◆ **TASK GOAL**
Reproduce the items word for word, beginning at the line containing "legend-dot-icon (28, 147, 43, 162)" and ending with the line containing "Output each element", both of those lines included.

◆ **Source records**
____

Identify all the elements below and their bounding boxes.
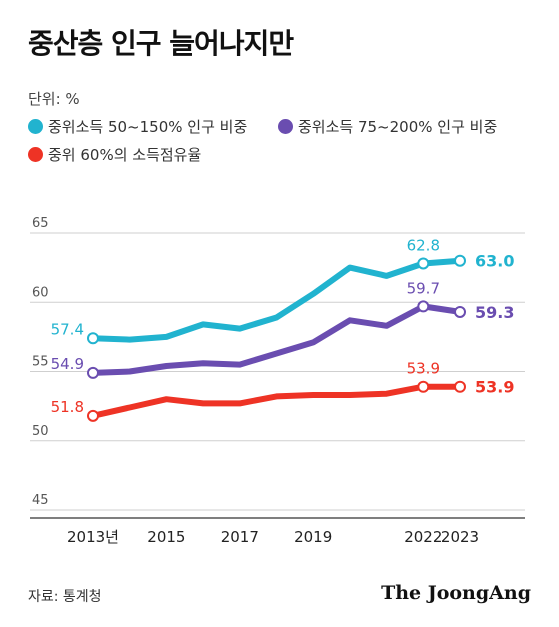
legend-dot-icon (28, 147, 43, 162)
data-label: 53.9 (475, 378, 514, 397)
x-tick-label: 2017 (221, 528, 259, 546)
y-tick-label: 55 (32, 355, 49, 370)
data-label: 59.7 (407, 279, 440, 297)
series-line (90, 303, 463, 376)
data-label: 57.4 (51, 320, 84, 338)
data-point (417, 257, 430, 270)
series-line (90, 257, 463, 343)
data-point (454, 380, 466, 393)
data-point (454, 305, 466, 318)
x-tick-label: 2022 (404, 528, 442, 546)
y-tick-label: 45 (32, 493, 49, 508)
legend-label: 중위 60%의 소득점유율 (48, 146, 202, 164)
legend-label: 중위소득 75~200% 인구 비중 (298, 118, 498, 136)
x-tick-label: 2015 (147, 528, 185, 546)
series-line (90, 383, 463, 419)
x-tick-label: 2013년 (67, 528, 119, 546)
data-point (87, 409, 99, 422)
x-tick-label: 2019 (294, 528, 332, 546)
data-label: 63.0 (475, 252, 514, 271)
brand-logo: The JoongAng (381, 582, 531, 604)
unit-label: 단위: % (28, 90, 80, 108)
data-point (454, 254, 466, 267)
data-point (87, 366, 99, 379)
data-point (87, 332, 99, 345)
y-tick-label: 50 (32, 424, 49, 439)
legend-item-income-share: 중위 60%의 소득점유율 (28, 144, 201, 165)
x-tick-label: 2023 (441, 528, 479, 546)
data-point (417, 300, 430, 313)
data-label: 53.9 (407, 360, 440, 378)
y-tick-label: 65 (32, 216, 49, 231)
legend-label: 중위소득 50~150% 인구 비중 (48, 118, 248, 136)
data-label: 54.9 (51, 355, 84, 373)
data-label: 62.8 (407, 236, 440, 254)
legend-item-middle-50-150: 중위소득 50~150% 인구 비중 (28, 116, 247, 137)
data-label: 59.3 (475, 303, 514, 322)
legend-dot-icon (28, 119, 43, 134)
source-note: 자료: 통계청 (28, 589, 102, 605)
page-title: 중산층 인구 늘어나지만 (28, 27, 294, 60)
data-label: 51.8 (51, 398, 84, 416)
data-point (417, 380, 430, 393)
legend-item-middle-75-200: 중위소득 75~200% 인구 비중 (278, 116, 497, 137)
y-tick-label: 60 (32, 285, 49, 300)
legend-dot-icon (278, 119, 293, 134)
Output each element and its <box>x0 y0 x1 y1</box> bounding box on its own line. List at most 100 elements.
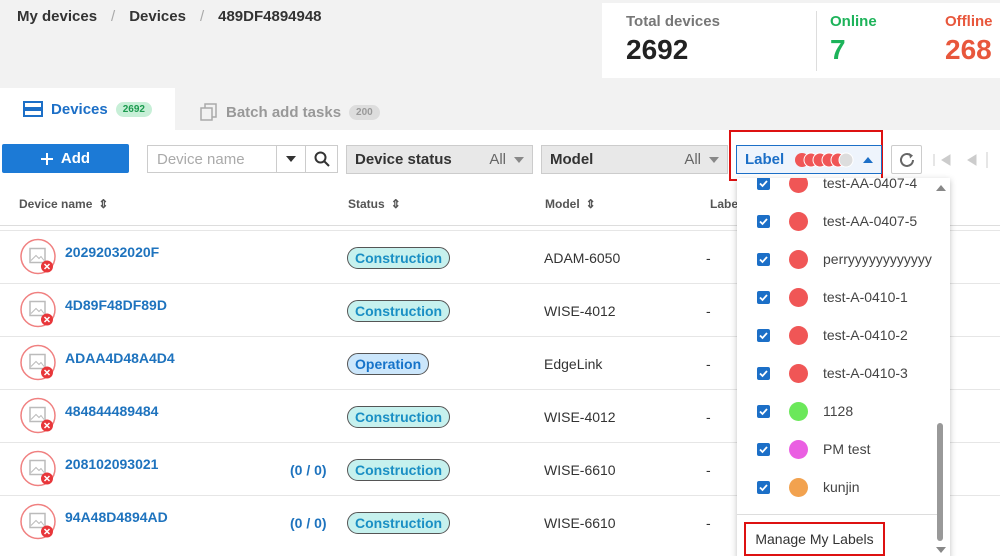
label-filter[interactable]: Label <box>736 145 882 174</box>
label-item[interactable]: kunjin <box>737 468 937 506</box>
label: - <box>706 249 711 266</box>
placeholder: Device name <box>157 150 245 168</box>
table-row[interactable]: 20292032020F Construction ADAM-6050 - <box>0 230 1000 284</box>
manage-labels[interactable]: Manage My Labels <box>744 522 885 556</box>
device-icon <box>20 238 56 274</box>
device-name[interactable]: 20292032020F <box>65 244 160 261</box>
device-icon-wrap <box>19 343 57 384</box>
dropdown-toggle[interactable] <box>276 145 306 173</box>
column-header[interactable]: Device name ⇕ <box>19 197 109 211</box>
label-item[interactable]: test-A-0410-1 <box>737 278 937 316</box>
check <box>759 445 768 453</box>
icon <box>863 156 873 163</box>
scroll-down[interactable] <box>936 547 946 553</box>
device-name[interactable]: 94A48D4894AD <box>65 509 168 526</box>
stat: Total devices 2692 <box>626 13 720 66</box>
label-name: 1128 <box>823 403 854 419</box>
table-row[interactable]: 484844489484 Construction WISE-4012 - <box>0 389 1000 443</box>
label-name: test-AA-0407-5 <box>823 213 918 229</box>
search-input[interactable]: Device name <box>147 145 277 173</box>
tab-active[interactable]: Devices 2692 <box>0 88 175 130</box>
check <box>759 255 768 263</box>
add-button[interactable]: Add <box>2 144 129 173</box>
checkbox[interactable] <box>757 442 770 456</box>
model: WISE-6610 <box>544 461 616 478</box>
label-item[interactable]: test-A-0410-3 <box>737 354 937 392</box>
label-item[interactable]: test-AA-0407-5 <box>737 202 937 240</box>
checkbox[interactable] <box>757 404 770 418</box>
header-label: Status <box>348 197 385 211</box>
breadcrumb-item: 489DF4894948 <box>218 8 322 25</box>
button-label: Add <box>60 150 91 167</box>
checkbox[interactable] <box>757 178 770 190</box>
label-item[interactable]: test-A-0410-2 <box>737 316 937 354</box>
checkbox[interactable] <box>757 290 770 304</box>
label-item[interactable]: PM test <box>737 430 937 468</box>
scrollbar-thumb[interactable] <box>937 423 943 541</box>
search-button[interactable] <box>305 145 338 173</box>
column-header[interactable]: Model ⇕ <box>545 197 596 211</box>
check <box>759 407 768 415</box>
filter[interactable]: Device status All <box>346 145 533 174</box>
device-name[interactable]: 484844489484 <box>65 403 159 420</box>
label-name: PM test <box>823 441 871 457</box>
device-name[interactable]: ADAA4D48A4D4 <box>65 350 175 367</box>
checkbox[interactable] <box>757 480 770 494</box>
label-item[interactable]: 1128 <box>737 392 937 430</box>
divider <box>737 514 937 515</box>
stat: Offline 268 <box>945 13 993 66</box>
breadcrumb-item[interactable]: My devices <box>17 8 98 25</box>
tab[interactable]: Batch add tasks 200 <box>200 91 380 133</box>
filter[interactable]: Model All <box>541 145 728 174</box>
color-dot <box>789 363 808 383</box>
model: WISE-4012 <box>544 302 616 319</box>
breadcrumb-item[interactable]: Devices <box>129 8 186 25</box>
model: WISE-6610 <box>544 514 616 531</box>
color-dot <box>789 211 808 231</box>
pager <box>933 152 1000 168</box>
column-header[interactable]: Label <box>710 197 741 211</box>
filter-label: Label <box>745 151 785 168</box>
label-name: test-A-0410-1 <box>823 289 908 305</box>
badge: 200 <box>349 104 380 120</box>
model: WISE-4012 <box>544 408 616 425</box>
label-item[interactable]: perryyyyyyyyyyyy <box>737 240 937 278</box>
status-badge: Operation <box>347 352 430 375</box>
breadcrumb: My devices / Devices / 489DF4894948 <box>17 8 322 25</box>
table-body: 20292032020F Construction ADAM-6050-4D89F4… <box>0 230 1000 556</box>
color-dot <box>789 249 808 269</box>
status-badge: Construction <box>347 405 451 428</box>
status-badge: Construction <box>347 246 451 269</box>
table-row[interactable]: 94A48D4894AD (0 / 0) Construction WISE-6610… <box>0 495 1000 549</box>
table-row[interactable]: 4D89F48DF89D Construction WISE-4012 - <box>0 283 1000 337</box>
label: - <box>706 461 711 478</box>
device-name[interactable]: 208102093021 <box>65 456 159 473</box>
counts: (0 / 0) <box>290 514 327 531</box>
label-item[interactable]: test-AA-0407-4 <box>737 178 937 202</box>
check <box>759 369 768 377</box>
color-dot <box>789 325 808 345</box>
device-icon <box>20 291 56 327</box>
check <box>759 293 768 301</box>
label: - <box>706 514 711 531</box>
label-dots <box>795 152 854 167</box>
checkbox[interactable] <box>757 366 770 380</box>
label-name: test-AA-0407-4 <box>823 178 918 191</box>
icon <box>514 156 524 163</box>
label: - <box>706 355 711 372</box>
refresh-button[interactable] <box>891 145 922 174</box>
scroll-up[interactable] <box>936 185 946 191</box>
color-dot <box>789 401 808 421</box>
separator: / <box>199 8 205 25</box>
header-label: Model <box>545 197 580 211</box>
device-name[interactable]: 4D89F48DF89D <box>65 297 167 314</box>
table-row[interactable]: ADAA4D48A4D4 Operation EdgeLink - <box>0 336 1000 390</box>
table-row[interactable]: 208102093021 (0 / 0) Construction WISE-6610… <box>0 442 1000 496</box>
status-badge: Construction <box>347 458 451 481</box>
checkbox[interactable] <box>757 328 770 342</box>
column-header[interactable]: Status ⇕ <box>348 197 401 211</box>
checkbox[interactable] <box>757 252 770 266</box>
status-badge: Construction <box>347 299 451 322</box>
color-dot <box>789 477 808 497</box>
checkbox[interactable] <box>757 214 770 228</box>
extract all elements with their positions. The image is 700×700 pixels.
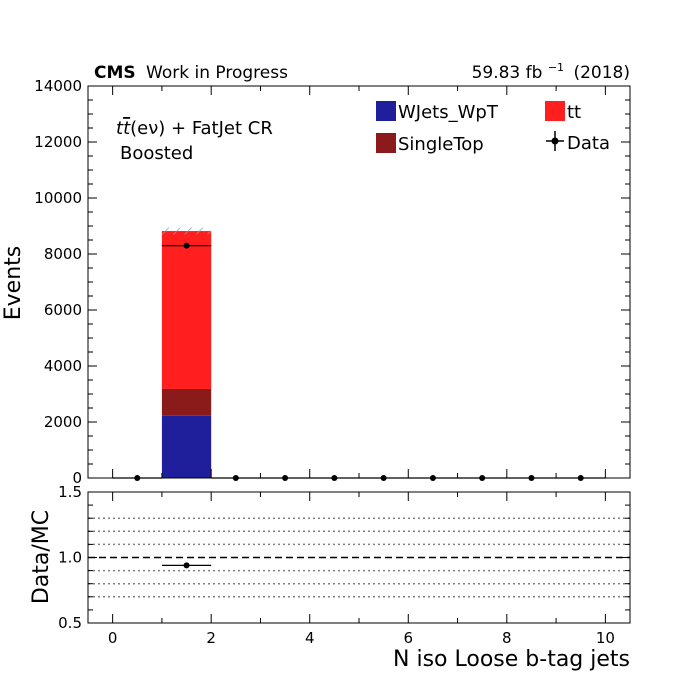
mc-uncertainty-band-0 — [161, 227, 212, 235]
y-tick-label-2000: 2000 — [44, 413, 82, 431]
lumi-exponent: −1 — [548, 61, 564, 74]
x-tick-label-6: 6 — [403, 629, 413, 647]
cms-label: CMS Work in Progress — [94, 63, 288, 83]
ratio-point-0 — [161, 562, 212, 569]
region-rest: (eν) + FatJet CR — [130, 118, 273, 139]
y-tick-label-0: 0 — [72, 469, 82, 487]
x-tick-label-0: 0 — [108, 629, 118, 647]
x-tick-label-2: 2 — [206, 629, 216, 647]
ratio-panel: 0.5 1.0 1.5 0 2 4 6 8 10 — [58, 483, 631, 647]
y-tick-label-8000: 8000 — [44, 245, 82, 263]
legend-label-tt: tt — [567, 102, 581, 123]
x-tick-label-10: 10 — [596, 629, 615, 647]
data-marker-1 — [183, 242, 190, 249]
x-tick-label-8: 8 — [502, 629, 512, 647]
y-axis-title-main: Events — [1, 246, 26, 321]
legend: WJets_WpT tt SingleTop Data — [376, 101, 610, 155]
lumi-year: (2018) — [573, 63, 630, 83]
bar-tt-bin1 — [161, 231, 212, 389]
legend-marker-data — [546, 131, 564, 151]
y-tick-label-6000: 6000 — [44, 301, 82, 319]
y-tick-label-10000: 10000 — [34, 189, 82, 207]
y-tick-label-12000: 12000 — [34, 133, 82, 151]
ratio-y-tick-label-1: 1.0 — [58, 549, 82, 567]
status-label: Work in Progress — [146, 63, 288, 83]
data-point-1 — [161, 242, 212, 249]
ratio-y-tick-label-0: 0.5 — [58, 614, 82, 632]
legend-label-data: Data — [567, 133, 610, 154]
main-panel: 0 2000 4000 6000 8000 10000 12000 14000 — [34, 77, 631, 487]
region-subtitle: Boosted — [120, 143, 193, 164]
region-t: t — [116, 118, 124, 139]
experiment-label: CMS — [94, 63, 136, 83]
x-axis-title: N iso Loose b-tag jets — [393, 647, 630, 672]
region-title: tt(eν) + FatJet CR — [116, 118, 273, 139]
legend-label-wjets: WJets_WpT — [398, 102, 499, 123]
bar-singletop-bin1 — [161, 388, 212, 416]
lumi-label: 59.83 fb −1 (2018) — [472, 56, 630, 83]
lumi-value: 59.83 fb — [472, 63, 543, 83]
ratio-marker-0 — [183, 562, 190, 569]
bar-wjets_wpt-bin1 — [161, 415, 212, 478]
ratio-y-tick-label-2: 1.5 — [58, 483, 82, 501]
y-tick-label-4000: 4000 — [44, 357, 82, 375]
y-tick-label-14000: 14000 — [34, 77, 82, 95]
x-tick-label-4: 4 — [305, 629, 315, 647]
legend-swatch-wjets — [376, 101, 396, 121]
legend-swatch-singletop — [376, 133, 396, 153]
legend-label-singletop: SingleTop — [398, 134, 484, 155]
region-tbar: t — [123, 118, 131, 139]
legend-swatch-tt — [545, 101, 565, 121]
y-axis-title-ratio: Data/MC — [29, 510, 54, 604]
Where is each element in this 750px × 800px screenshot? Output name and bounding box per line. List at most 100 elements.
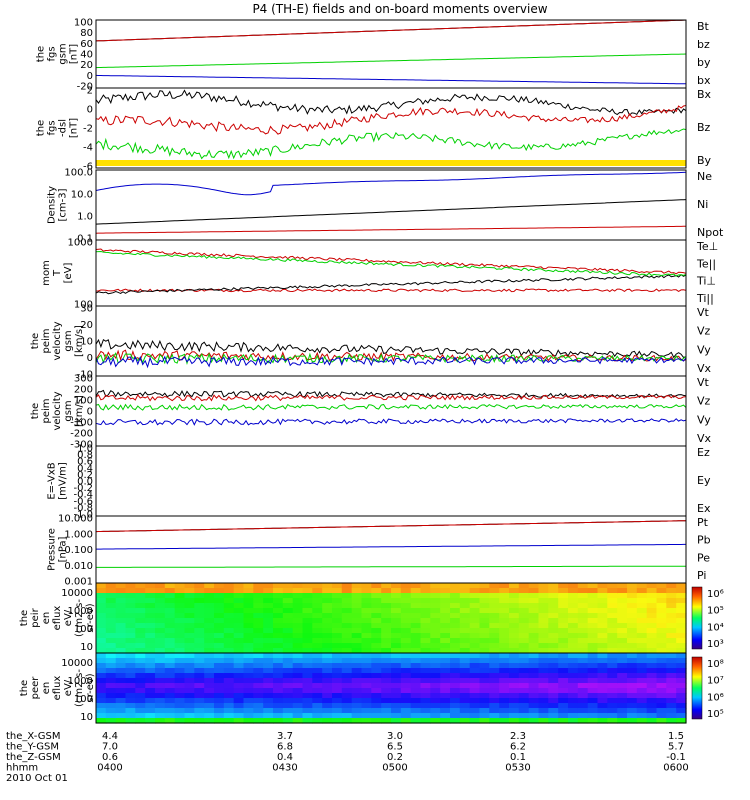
y-axis-label-line: Pressure (47, 528, 58, 571)
spectrogram-cell (282, 633, 294, 639)
spectrogram-cell (351, 673, 363, 679)
spectrogram-cell (410, 718, 422, 724)
spectrogram-cell (568, 608, 579, 614)
spectrogram-cell (105, 658, 117, 664)
spectrogram-cell (479, 658, 490, 664)
spectrogram-cell (312, 598, 323, 604)
spectrogram-cell (597, 608, 608, 614)
spectrogram-cell (509, 638, 520, 644)
spectrogram-cell (568, 683, 579, 689)
spectrogram-cell (617, 613, 628, 619)
spectrogram-cell (243, 628, 254, 634)
spectrogram-cell (479, 633, 490, 639)
spectrogram-cell (341, 693, 353, 699)
spectrogram-cell (253, 658, 264, 664)
spectrogram-cell (518, 713, 530, 719)
spectrogram-cell (263, 718, 274, 724)
spectrogram-cell (636, 683, 648, 689)
spectrogram-cell (184, 688, 195, 694)
spectrogram-cell (322, 633, 333, 639)
spectrogram-cell (351, 623, 363, 629)
legend-label: Ex (697, 502, 711, 515)
y-axis-label-line: peim (41, 398, 52, 423)
spectrogram-cell (450, 613, 461, 619)
spectrogram-cell (607, 638, 618, 644)
spectrogram-cell (499, 603, 510, 609)
spectrogram-cell (273, 708, 284, 714)
spectrogram-cell (577, 658, 589, 664)
spectrogram-cell (489, 683, 500, 689)
spectrogram-cell (577, 663, 589, 669)
spectrogram-cell (489, 588, 500, 594)
spectrogram-cell (155, 673, 166, 679)
spectrogram-cell (627, 673, 638, 679)
spectrogram-cell (184, 633, 195, 639)
spectrogram-cell (636, 708, 648, 714)
spectrogram-cell (420, 623, 431, 629)
spectrogram-cell (627, 603, 638, 609)
spectrogram-cell (332, 658, 343, 664)
spectrogram-cell (332, 623, 343, 629)
spectrogram-cell (96, 618, 107, 624)
spectrogram-cell (174, 613, 186, 619)
spectrogram-cell (509, 588, 520, 594)
spectrogram-cell (528, 713, 540, 719)
spectrogram-cell (135, 653, 146, 659)
spectrogram-cell (676, 663, 687, 669)
spectrogram-cell (243, 688, 254, 694)
spectrogram-cell (676, 683, 687, 689)
spectrogram-cell (450, 618, 461, 624)
spectrogram-cell (450, 698, 461, 704)
spectrogram-cell (391, 598, 402, 604)
spectrogram-cell (332, 603, 343, 609)
spectrogram-cell (577, 713, 589, 719)
spectrogram-cell (135, 673, 146, 679)
spectrogram-cell (489, 633, 500, 639)
spectrogram-cell (538, 598, 549, 604)
spectrogram-cell (420, 593, 431, 599)
spectrogram-cell (548, 633, 559, 639)
spectrogram-cell (302, 603, 313, 609)
spectrogram-cell (223, 633, 235, 639)
spectrogram-cell (489, 658, 500, 664)
spectrogram-cell (597, 673, 608, 679)
spectrogram-cell (627, 583, 638, 589)
spectrogram-cell (469, 673, 481, 679)
spectrogram-cell (381, 658, 392, 664)
spectrogram-cell (223, 603, 235, 609)
y-tick-label: -0.4 (73, 490, 93, 501)
spectrogram-cell (351, 608, 363, 614)
spectrogram-cell (105, 603, 117, 609)
spectrogram-cell (223, 703, 235, 709)
spectrogram-cell (646, 613, 658, 619)
spectrogram-cell (145, 698, 156, 704)
y-axis-label-line: fgs (47, 120, 58, 135)
spectrogram-cell (135, 708, 146, 714)
spectrogram-cell (410, 638, 422, 644)
spectrogram-cell (676, 693, 687, 699)
y-axis-label-line: peer (30, 676, 41, 700)
spectrogram-cell (233, 588, 245, 594)
spectrogram-cell (273, 703, 284, 709)
spectrogram-cell (391, 623, 402, 629)
spectrogram-cell (282, 693, 294, 699)
series-line-0 (95, 225, 686, 234)
spectrogram-cell (450, 643, 461, 649)
spectrogram-cell (164, 718, 176, 724)
spectrogram-cell (322, 688, 333, 694)
spectrogram-cell (587, 713, 599, 719)
y-axis-label-line: (cm2-s- (74, 599, 85, 637)
spectrogram-cell (361, 663, 372, 669)
spectrogram-cell (125, 593, 136, 599)
spectrogram-cell (164, 603, 176, 609)
spectrogram-cell (489, 698, 500, 704)
y-tick-label: 0.100 (64, 545, 93, 556)
spectrogram-cell (361, 643, 372, 649)
spectrogram-cell (420, 678, 431, 684)
spectrogram-cell (391, 583, 402, 589)
spectrogram-cell (96, 588, 107, 594)
spectrogram-cell (361, 618, 372, 624)
spectrogram-cell (332, 583, 343, 589)
y-axis-label-line: velocity (52, 321, 63, 360)
spectrogram-cell (351, 588, 363, 594)
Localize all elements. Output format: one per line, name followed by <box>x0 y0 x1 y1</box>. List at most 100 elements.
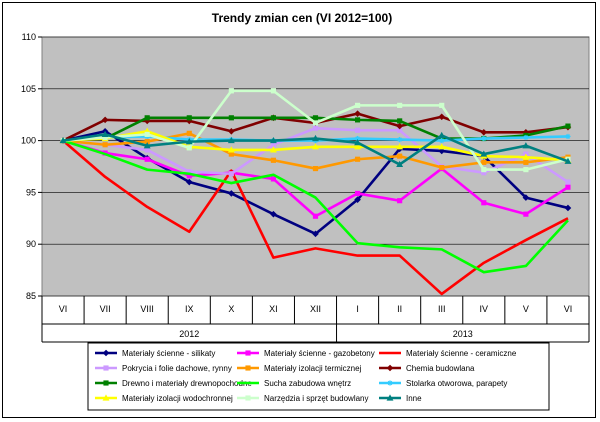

____

◆ **RESULT FOR THIS TASK**
legend-dot-icon (28, 147, 43, 162)
data-label: 53.9 (475, 378, 514, 397)
x-tick-label: 2017 (221, 528, 259, 546)
y-tick-label: 55 (32, 355, 49, 370)
data-label: 59.7 (407, 279, 440, 297)
series-line (90, 303, 463, 376)
data-label: 57.4 (51, 320, 84, 338)
data-point (417, 257, 430, 270)
series-line (90, 257, 463, 343)
data-point (454, 380, 466, 393)
data-point (454, 305, 466, 318)
x-tick-label: 2022 (404, 528, 442, 546)
y-tick-label: 45 (32, 493, 49, 508)
legend-label: 중위 60%의 소득점유율 (48, 146, 202, 164)
legend-label: 중위소득 75~200% 인구 비중 (298, 118, 498, 136)
x-tick-label: 2015 (147, 528, 185, 546)
series-line (90, 383, 463, 419)
x-tick-label: 2013년 (67, 528, 119, 546)
data-point (87, 409, 99, 422)
x-tick-label: 2019 (294, 528, 332, 546)
data-label: 63.0 (475, 252, 514, 271)
brand-logo: The JoongAng (381, 582, 531, 604)
unit-label: 단위: % (28, 90, 80, 108)
data-point (454, 254, 466, 267)
data-point (87, 366, 99, 379)
data-point (87, 332, 99, 345)
y-tick-label: 50 (32, 424, 49, 439)
legend-item-income-share: 중위 60%의 소득점유율 (28, 144, 201, 165)
x-tick-label: 2023 (441, 528, 479, 546)
data-point (417, 300, 430, 313)
data-label: 53.9 (407, 360, 440, 378)
y-tick-label: 65 (32, 216, 49, 231)
legend-label: 중위소득 50~150% 인구 비중 (48, 118, 248, 136)
data-label: 54.9 (51, 355, 84, 373)
data-label: 62.8 (407, 236, 440, 254)
legend-item-middle-50-150: 중위소득 50~150% 인구 비중 (28, 116, 247, 137)
data-label: 59.3 (475, 303, 514, 322)
legend-dot-icon (28, 119, 43, 134)
source-note: 자료: 통계청 (28, 589, 102, 605)
page-title: 중산층 인구 늘어나지만 (28, 27, 294, 60)
data-label: 51.8 (51, 398, 84, 416)
data-point (417, 380, 430, 393)
legend-item-middle-75-200: 중위소득 75~200% 인구 비중 (278, 116, 497, 137)
y-tick-label: 60 (32, 285, 49, 300)
legend-dot-icon (278, 119, 293, 134)
Output each element and its <box>x0 y0 x1 y1</box> bounding box on its own line. List at most 100 elements.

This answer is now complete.